PROVIDED PASSAGE:
+++

Abstract

The effects of novel antidiabetic drugs, including sodium-glucose cotransporter 2 (SGLT-2) inhibitors, glucagon-like peptide 1 (GLP-1) receptor agonists, and dipeptidyl peptidase 4 (DPP-4) inhibitors, on albuminuria in patients with type 2 diabetes mellitus (T2DM) are still controversial. Therefore, we performed a meta-analysis to evaluate the effects of novel antidiabetic drugs on albuminuria in patients with T2DM. We conducted a random-effects meta-analysis of randomized controlled trials (RCTs) by searching the MEDLINE, EMBASE and Cochrane Central Register of Controlled Trials databases up to 16 August 2018. The effects of novel antidiabetic drugs on albuminuria were evaluated as percent changes from baseline to follow-up urinary albumin excretion/urinary albumin to creatinine ratio (UAE/UACR) levels in both the intervention and control groups. Data regarding percent changes were used to generate weighted mean differences (WMDs) and 95% confidence intervals (CIs). In this meta-analysis, 26 RCTs involving 14,929 patients were included. Pooled analysis suggested that SGLT-2 inhibitors (WMD - 26.23%, 95% CI - 35.90 to - 16.56; p < 0.00001) and GLP-1 receptor agonists (WMD - 13.85%, 95% CI - 15.96 to - 11.74; p < 0.00001) were associated with a significant reduction in albuminuria compared with other conventional therapies or placebo. DPP-4 inhibitors (WMD - 6.19%, 95% CI - 14.03 to 1.66; p = 0.12) were not significantly associated with lower albuminuria than other conventional therapies or placebo. This meta-analysis indicates that SGLT-2 inhibitors and GLP-1 receptor agonists were associated with a reduction in albuminuria compared with other conventional therapies or placebo, while DPP-4 inhibitorswere not associated with albuminuria-reducing effects compared with other conventional therapies or placebo.

+++

EXERCISE:
Name every database the abstract reports searching for trials.

+++

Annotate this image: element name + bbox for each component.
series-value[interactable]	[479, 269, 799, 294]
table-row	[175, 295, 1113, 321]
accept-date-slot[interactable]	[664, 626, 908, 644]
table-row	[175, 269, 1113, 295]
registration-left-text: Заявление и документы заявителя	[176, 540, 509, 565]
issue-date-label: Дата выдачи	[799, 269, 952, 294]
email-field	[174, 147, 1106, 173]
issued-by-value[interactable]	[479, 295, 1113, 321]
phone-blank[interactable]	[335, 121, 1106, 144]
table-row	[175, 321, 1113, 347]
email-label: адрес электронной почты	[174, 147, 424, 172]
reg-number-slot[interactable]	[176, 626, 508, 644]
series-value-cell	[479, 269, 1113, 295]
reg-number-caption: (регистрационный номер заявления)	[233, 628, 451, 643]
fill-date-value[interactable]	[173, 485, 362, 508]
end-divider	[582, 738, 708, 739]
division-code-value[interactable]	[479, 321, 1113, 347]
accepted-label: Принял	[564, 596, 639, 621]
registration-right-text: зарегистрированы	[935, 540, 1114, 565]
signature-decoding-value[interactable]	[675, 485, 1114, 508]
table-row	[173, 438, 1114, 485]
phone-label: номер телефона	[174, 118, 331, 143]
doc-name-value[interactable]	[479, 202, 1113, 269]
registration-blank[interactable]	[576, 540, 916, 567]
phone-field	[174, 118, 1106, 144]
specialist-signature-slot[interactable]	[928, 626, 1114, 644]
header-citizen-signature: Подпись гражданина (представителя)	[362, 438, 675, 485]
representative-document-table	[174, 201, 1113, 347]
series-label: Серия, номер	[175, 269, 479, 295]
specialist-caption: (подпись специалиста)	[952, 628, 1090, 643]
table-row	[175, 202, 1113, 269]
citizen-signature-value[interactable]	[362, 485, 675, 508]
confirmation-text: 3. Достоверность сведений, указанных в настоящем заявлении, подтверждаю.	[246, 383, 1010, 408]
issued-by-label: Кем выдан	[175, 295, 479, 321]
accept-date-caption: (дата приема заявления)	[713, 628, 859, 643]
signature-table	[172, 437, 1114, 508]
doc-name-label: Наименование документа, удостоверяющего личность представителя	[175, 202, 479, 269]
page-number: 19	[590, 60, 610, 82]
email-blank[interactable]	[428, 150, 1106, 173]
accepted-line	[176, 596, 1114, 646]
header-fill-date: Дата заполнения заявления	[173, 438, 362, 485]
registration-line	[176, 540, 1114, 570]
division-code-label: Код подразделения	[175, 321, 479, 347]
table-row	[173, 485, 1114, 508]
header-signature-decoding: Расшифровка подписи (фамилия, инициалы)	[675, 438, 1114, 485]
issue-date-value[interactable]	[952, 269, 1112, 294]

+++

WRITTEN RESPONSE:
MEDLINE, EMBASE, and the Cochrane Central Register of Controlled Trials